Figure collection entries
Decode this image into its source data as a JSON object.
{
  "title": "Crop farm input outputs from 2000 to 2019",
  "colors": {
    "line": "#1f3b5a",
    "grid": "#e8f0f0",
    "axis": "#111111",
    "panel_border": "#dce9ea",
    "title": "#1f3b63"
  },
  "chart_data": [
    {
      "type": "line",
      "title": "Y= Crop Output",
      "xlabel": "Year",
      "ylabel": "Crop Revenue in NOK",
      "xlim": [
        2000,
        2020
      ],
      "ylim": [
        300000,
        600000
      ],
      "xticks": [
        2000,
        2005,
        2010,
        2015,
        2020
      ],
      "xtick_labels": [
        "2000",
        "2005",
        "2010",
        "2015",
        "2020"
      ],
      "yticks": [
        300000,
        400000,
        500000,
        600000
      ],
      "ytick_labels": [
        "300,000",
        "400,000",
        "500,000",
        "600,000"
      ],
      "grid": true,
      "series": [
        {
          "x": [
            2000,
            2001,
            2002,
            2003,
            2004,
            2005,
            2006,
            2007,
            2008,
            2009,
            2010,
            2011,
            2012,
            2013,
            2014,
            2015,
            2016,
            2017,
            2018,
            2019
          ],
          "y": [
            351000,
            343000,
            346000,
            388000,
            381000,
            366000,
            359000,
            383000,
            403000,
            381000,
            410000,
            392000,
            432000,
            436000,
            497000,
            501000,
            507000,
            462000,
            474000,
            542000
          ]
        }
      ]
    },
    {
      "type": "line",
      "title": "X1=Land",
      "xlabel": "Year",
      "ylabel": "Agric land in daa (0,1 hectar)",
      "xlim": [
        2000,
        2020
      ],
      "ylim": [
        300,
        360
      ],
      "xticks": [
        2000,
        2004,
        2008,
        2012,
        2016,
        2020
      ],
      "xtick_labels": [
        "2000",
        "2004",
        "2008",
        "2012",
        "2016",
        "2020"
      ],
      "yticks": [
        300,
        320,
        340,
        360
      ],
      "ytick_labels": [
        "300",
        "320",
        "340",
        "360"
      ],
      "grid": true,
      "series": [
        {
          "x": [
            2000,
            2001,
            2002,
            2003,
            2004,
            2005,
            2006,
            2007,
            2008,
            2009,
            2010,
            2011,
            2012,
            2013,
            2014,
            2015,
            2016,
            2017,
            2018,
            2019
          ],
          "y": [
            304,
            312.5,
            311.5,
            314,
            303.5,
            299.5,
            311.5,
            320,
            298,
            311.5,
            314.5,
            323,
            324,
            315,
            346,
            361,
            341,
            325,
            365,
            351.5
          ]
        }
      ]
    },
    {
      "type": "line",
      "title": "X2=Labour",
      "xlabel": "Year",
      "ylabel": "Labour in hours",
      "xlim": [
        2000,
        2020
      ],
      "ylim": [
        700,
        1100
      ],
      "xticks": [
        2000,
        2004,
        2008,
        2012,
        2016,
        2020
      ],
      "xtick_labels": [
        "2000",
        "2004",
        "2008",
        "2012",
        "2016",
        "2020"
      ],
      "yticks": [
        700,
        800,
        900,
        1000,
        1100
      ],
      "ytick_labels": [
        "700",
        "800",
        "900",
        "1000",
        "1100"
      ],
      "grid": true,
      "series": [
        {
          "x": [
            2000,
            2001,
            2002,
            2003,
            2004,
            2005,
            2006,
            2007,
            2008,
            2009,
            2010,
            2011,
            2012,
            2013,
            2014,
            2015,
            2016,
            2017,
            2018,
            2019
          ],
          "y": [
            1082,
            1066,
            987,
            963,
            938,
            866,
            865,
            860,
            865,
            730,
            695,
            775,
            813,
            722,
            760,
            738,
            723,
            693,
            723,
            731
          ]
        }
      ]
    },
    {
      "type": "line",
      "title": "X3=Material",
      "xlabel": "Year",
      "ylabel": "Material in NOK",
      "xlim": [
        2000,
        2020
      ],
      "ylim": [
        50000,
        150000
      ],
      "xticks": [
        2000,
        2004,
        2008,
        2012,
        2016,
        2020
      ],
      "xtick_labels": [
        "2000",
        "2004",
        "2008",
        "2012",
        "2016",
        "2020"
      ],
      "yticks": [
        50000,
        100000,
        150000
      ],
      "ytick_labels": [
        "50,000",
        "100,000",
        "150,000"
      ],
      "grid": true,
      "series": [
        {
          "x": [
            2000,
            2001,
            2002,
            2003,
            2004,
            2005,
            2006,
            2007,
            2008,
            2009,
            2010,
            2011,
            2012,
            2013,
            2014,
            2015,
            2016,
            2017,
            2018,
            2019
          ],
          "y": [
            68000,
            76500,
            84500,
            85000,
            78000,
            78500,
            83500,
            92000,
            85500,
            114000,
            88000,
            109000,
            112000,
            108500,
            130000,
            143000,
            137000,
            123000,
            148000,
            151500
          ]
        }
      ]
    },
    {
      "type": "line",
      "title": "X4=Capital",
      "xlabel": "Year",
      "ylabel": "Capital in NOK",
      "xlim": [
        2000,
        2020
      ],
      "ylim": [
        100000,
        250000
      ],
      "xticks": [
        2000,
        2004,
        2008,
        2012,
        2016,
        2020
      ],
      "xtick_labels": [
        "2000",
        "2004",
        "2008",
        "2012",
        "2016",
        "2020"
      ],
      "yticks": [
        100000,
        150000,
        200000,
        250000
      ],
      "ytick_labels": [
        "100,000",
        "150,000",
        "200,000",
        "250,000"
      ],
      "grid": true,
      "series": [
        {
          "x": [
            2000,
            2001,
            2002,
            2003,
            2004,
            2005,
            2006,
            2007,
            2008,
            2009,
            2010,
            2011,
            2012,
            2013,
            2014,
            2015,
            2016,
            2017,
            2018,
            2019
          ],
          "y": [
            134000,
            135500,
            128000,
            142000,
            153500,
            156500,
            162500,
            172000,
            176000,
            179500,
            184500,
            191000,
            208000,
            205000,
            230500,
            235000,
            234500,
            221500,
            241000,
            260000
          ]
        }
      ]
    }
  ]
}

• Written exercise:
Copy each line of the data above without altering a single character.

• Completed task:
Decode this image into its source data as a JSON object.
{
  "title": "Crop farm input outputs from 2000 to 2019",
  "colors": {
    "line": "#1f3b5a",
    "grid": "#e8f0f0",
    "axis": "#111111",
    "panel_border": "#dce9ea",
    "title": "#1f3b63"
  },
  "chart_data": [
    {
      "type": "line",
      "title": "Y= Crop Output",
      "xlabel": "Year",
      "ylabel": "Crop Revenue in NOK",
      "xlim": [
        2000,
        2020
      ],
      "ylim": [
        300000,
        600000
      ],
      "xticks": [
        2000,
        2005,
        2010,
        2015,
        2020
      ],
      "xtick_labels": [
        "2000",
        "2005",
        "2010",
        "2015",
        "2020"
      ],
      "yticks": [
        300000,
        400000,
        500000,
        600000
      ],
      "ytick_labels": [
        "300,000",
        "400,000",
        "500,000",
        "600,000"
      ],
      "grid": true,
      "series": [
        {
          "x": [
            2000,
            2001,
            2002,
            2003,
            2004,
            2005,
            2006,
            2007,
            2008,
            2009,
            2010,
            2011,
            2012,
            2013,
            2014,
            2015,
            2016,
            2017,
            2018,
            2019
          ],
          "y": [
            351000,
            343000,
            346000,
            388000,
            381000,
            366000,
            359000,
            383000,
            403000,
            381000,
            410000,
            392000,
            432000,
            436000,
            497000,
            501000,
            507000,
            462000,
            474000,
            542000
          ]
        }
      ]
    },
    {
      "type": "line",
      "title": "X1=Land",
      "xlabel": "Year",
      "ylabel": "Agric land in daa (0,1 hectar)",
      "xlim": [
        2000,
        2020
      ],
      "ylim": [
        300,
        360
      ],
      "xticks": [
        2000,
        2004,
        2008,
        2012,
        2016,
        2020
      ],
      "xtick_labels": [
        "2000",
        "2004",
        "2008",
        "2012",
        "2016",
        "2020"
      ],
      "yticks": [
        300,
        320,
        340,
        360
      ],
      "ytick_labels": [
        "300",
        "320",
        "340",
        "360"
      ],
      "grid": true,
      "series": [
        {
          "x": [
            2000,
            2001,
            2002,
            2003,
            2004,
            2005,
            2006,
            2007,
            2008,
            2009,
            2010,
            2011,
            2012,
            2013,
            2014,
            2015,
            2016,
            2017,
            2018,
            2019
          ],
          "y": [
            304,
            312.5,
            311.5,
            314,
            303.5,
            299.5,
            311.5,
            320,
            298,
            311.5,
            314.5,
            323,
            324,
            315,
            346,
            361,
            341,
            325,
            365,
            351.5
          ]
        }
      ]
    },
    {
      "type": "line",
      "title": "X2=Labour",
      "xlabel": "Year",
      "ylabel": "Labour in hours",
      "xlim": [
        2000,
        2020
      ],
      "ylim": [
        700,
        1100
      ],
      "xticks": [
        2000,
        2004,
        2008,
        2012,
        2016,
        2020
      ],
      "xtick_labels": [
        "2000",
        "2004",
        "2008",
        "2012",
        "2016",
        "2020"
      ],
      "yticks": [
        700,
        800,
        900,
        1000,
        1100
      ],
      "ytick_labels": [
        "700",
        "800",
        "900",
        "1000",
        "1100"
      ],
      "grid": true,
      "series": [
        {
          "x": [
            2000,
            2001,
            2002,
            2003,
            2004,
            2005,
            2006,
            2007,
            2008,
            2009,
            2010,
            2011,
            2012,
            2013,
            2014,
            2015,
            2016,
            2017,
            2018,
            2019
          ],
          "y": [
            1082,
            1066,
            987,
            963,
            938,
            866,
            865,
            860,
            865,
            730,
            695,
            775,
            813,
            722,
            760,
            738,
            723,
            693,
            723,
            731
          ]
        }
      ]
    },
    {
      "type": "line",
      "title": "X3=Material",
      "xlabel": "Year",
      "ylabel": "Material in NOK",
      "xlim": [
        2000,
        2020
      ],
      "ylim": [
        50000,
        150000
      ],
      "xticks": [
        2000,
        2004,
        2008,
        2012,
        2016,
        2020
      ],
      "xtick_labels": [
        "2000",
        "2004",
        "2008",
        "2012",
        "2016",
        "2020"
      ],
      "yticks": [
        50000,
        100000,
        150000
      ],
      "ytick_labels": [
        "50,000",
        "100,000",
        "150,000"
      ],
      "grid": true,
      "series": [
        {
          "x": [
            2000,
            2001,
            2002,
            2003,
            2004,
            2005,
            2006,
            2007,
            2008,
            2009,
            2010,
            2011,
            2012,
            2013,
            2014,
            2015,
            2016,
            2017,
            2018,
            2019
          ],
          "y": [
            68000,
            76500,
            84500,
            85000,
            78000,
            78500,
            83500,
            92000,
            85500,
            114000,
            88000,
            109000,
            112000,
            108500,
            130000,
            143000,
            137000,
            123000,
            148000,
            151500
          ]
        }
      ]
    },
    {
      "type": "line",
      "title": "X4=Capital",
      "xlabel": "Year",
      "ylabel": "Capital in NOK",
      "xlim": [
        2000,
        2020
      ],
      "ylim": [
        100000,
        250000
      ],
      "xticks": [
        2000,
        2004,
        2008,
        2012,
        2016,
        2020
      ],
      "xtick_labels": [
        "2000",
        "2004",
        "2008",
        "2012",
        "2016",
        "2020"
      ],
      "yticks": [
        100000,
        150000,
        200000,
        250000
      ],
      "ytick_labels": [
        "100,000",
        "150,000",
        "200,000",
        "250,000"
      ],
      "grid": true,
      "series": [
        {
          "x": [
            2000,
            2001,
            2002,
            2003,
            2004,
            2005,
            2006,
            2007,
            2008,
            2009,
            2010,
            2011,
            2012,
            2013,
            2014,
            2015,
            2016,
            2017,
            2018,
            2019
          ],
          "y": [
            134000,
            135500,
            128000,
            142000,
            153500,
            156500,
            162500,
            172000,
            176000,
            179500,
            184500,
            191000,
            208000,
            205000,
            230500,
            235000,
            234500,
            221500,
            241000,
            260000
          ]
        }
      ]
    }
  ]
}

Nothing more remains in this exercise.